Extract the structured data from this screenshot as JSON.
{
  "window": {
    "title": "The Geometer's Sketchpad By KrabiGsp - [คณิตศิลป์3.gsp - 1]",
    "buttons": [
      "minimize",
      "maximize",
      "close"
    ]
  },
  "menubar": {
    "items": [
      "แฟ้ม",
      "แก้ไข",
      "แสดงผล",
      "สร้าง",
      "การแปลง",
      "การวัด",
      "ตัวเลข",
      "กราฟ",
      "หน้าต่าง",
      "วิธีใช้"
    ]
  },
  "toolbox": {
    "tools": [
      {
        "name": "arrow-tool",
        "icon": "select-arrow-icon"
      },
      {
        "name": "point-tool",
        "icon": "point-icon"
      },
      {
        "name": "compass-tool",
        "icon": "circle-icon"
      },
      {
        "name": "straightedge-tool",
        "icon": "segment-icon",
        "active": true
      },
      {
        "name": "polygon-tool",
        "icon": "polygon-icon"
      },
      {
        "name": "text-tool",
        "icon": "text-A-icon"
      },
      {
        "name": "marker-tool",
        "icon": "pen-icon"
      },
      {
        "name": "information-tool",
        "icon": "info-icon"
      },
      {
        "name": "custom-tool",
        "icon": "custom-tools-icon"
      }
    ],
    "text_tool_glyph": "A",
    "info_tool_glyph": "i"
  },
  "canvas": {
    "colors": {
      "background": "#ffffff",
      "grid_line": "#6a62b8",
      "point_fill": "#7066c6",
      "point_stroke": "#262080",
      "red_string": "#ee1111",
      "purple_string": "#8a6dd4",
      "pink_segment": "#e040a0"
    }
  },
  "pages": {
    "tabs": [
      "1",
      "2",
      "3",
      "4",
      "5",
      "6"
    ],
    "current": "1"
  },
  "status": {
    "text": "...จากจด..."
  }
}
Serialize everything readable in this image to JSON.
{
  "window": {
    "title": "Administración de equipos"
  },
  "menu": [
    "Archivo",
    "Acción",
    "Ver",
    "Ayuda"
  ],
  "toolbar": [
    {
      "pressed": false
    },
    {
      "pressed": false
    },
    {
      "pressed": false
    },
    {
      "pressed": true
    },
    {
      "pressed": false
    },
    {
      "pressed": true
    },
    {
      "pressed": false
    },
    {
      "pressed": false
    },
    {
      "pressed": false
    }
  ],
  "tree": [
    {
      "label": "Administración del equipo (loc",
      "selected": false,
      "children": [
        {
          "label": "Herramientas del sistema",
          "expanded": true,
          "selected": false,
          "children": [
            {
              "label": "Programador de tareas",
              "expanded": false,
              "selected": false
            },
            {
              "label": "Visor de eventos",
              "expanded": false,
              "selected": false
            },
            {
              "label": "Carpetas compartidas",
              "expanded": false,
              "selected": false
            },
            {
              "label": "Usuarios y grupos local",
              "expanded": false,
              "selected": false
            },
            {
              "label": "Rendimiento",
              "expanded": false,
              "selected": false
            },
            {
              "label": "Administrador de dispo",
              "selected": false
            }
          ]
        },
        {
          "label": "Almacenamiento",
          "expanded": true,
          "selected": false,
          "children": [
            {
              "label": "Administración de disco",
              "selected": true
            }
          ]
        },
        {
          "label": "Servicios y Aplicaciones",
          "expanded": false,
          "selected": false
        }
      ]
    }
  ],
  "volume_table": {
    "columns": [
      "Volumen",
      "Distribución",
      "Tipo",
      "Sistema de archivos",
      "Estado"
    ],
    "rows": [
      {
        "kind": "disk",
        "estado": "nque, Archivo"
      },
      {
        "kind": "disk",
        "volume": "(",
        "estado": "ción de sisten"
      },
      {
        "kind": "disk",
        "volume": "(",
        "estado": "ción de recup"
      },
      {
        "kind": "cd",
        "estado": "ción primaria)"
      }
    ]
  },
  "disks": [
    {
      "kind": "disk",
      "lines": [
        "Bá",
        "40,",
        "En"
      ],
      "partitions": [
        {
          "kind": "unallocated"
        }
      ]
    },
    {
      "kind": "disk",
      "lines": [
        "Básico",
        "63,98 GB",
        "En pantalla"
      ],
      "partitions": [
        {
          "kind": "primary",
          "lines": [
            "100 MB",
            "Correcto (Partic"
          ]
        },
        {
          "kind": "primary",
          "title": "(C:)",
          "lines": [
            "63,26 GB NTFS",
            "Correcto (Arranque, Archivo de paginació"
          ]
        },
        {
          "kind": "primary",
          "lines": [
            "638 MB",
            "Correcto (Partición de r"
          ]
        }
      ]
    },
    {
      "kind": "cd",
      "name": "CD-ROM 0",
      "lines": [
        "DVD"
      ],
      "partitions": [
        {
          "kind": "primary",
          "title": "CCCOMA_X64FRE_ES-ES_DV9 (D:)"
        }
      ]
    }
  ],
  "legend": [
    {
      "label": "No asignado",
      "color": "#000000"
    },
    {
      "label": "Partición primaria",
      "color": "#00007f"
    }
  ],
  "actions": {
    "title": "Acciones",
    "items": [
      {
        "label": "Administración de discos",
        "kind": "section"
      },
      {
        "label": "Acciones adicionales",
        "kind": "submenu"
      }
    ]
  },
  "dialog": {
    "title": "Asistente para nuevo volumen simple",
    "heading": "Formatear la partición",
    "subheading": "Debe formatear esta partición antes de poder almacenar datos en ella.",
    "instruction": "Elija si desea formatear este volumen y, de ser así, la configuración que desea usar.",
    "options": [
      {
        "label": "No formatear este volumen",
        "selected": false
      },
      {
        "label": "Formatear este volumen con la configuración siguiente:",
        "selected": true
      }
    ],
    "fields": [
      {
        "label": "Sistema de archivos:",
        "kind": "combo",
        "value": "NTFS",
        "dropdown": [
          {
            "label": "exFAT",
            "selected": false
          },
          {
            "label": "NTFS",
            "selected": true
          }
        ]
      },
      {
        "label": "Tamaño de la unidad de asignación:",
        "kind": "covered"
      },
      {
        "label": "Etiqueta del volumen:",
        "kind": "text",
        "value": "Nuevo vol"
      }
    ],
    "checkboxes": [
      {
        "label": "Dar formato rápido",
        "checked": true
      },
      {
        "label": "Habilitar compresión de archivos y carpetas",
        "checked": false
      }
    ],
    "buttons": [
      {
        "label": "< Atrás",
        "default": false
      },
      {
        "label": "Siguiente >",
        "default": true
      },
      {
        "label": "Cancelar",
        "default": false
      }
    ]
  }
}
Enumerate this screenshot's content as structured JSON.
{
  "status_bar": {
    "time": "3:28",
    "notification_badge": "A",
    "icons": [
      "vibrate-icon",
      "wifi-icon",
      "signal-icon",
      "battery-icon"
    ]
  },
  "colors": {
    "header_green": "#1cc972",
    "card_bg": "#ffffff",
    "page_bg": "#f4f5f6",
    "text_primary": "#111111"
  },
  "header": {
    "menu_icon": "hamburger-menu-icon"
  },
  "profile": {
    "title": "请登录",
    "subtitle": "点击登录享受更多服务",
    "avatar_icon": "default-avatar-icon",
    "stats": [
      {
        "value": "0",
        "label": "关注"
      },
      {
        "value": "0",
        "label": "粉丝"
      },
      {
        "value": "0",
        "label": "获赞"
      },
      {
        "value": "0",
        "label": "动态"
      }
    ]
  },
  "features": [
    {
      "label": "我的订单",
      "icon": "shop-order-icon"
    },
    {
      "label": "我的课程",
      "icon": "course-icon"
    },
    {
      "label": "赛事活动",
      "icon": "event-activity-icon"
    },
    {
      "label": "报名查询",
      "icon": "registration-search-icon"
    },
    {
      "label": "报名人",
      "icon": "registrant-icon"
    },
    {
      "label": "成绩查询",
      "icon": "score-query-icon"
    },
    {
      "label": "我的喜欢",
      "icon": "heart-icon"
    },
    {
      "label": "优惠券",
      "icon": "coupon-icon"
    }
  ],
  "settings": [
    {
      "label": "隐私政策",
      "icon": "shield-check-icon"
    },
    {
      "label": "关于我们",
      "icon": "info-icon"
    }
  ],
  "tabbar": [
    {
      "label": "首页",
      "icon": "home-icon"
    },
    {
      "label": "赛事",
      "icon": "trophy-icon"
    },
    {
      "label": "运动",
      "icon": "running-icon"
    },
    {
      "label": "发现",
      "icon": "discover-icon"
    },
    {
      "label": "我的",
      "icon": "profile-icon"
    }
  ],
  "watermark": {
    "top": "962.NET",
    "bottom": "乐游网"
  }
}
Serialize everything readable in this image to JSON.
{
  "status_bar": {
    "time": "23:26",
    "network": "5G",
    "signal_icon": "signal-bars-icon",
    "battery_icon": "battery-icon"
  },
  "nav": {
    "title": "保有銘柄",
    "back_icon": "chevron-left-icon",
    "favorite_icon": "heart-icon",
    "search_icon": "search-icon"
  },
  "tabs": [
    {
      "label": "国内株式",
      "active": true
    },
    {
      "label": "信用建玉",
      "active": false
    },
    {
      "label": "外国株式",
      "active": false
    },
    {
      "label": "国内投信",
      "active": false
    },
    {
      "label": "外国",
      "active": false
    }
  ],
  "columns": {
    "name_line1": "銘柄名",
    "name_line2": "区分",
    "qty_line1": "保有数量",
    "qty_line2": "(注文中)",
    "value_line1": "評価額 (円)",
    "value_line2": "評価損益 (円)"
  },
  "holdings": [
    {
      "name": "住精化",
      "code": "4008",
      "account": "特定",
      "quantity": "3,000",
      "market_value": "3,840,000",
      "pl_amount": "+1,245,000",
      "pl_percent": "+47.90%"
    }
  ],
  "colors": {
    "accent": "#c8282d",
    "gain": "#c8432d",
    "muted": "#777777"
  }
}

___

▶ **Written task**
Find how many lines of the material carry the string "this". Only the number should be in the answer.

▶ **Task response**
4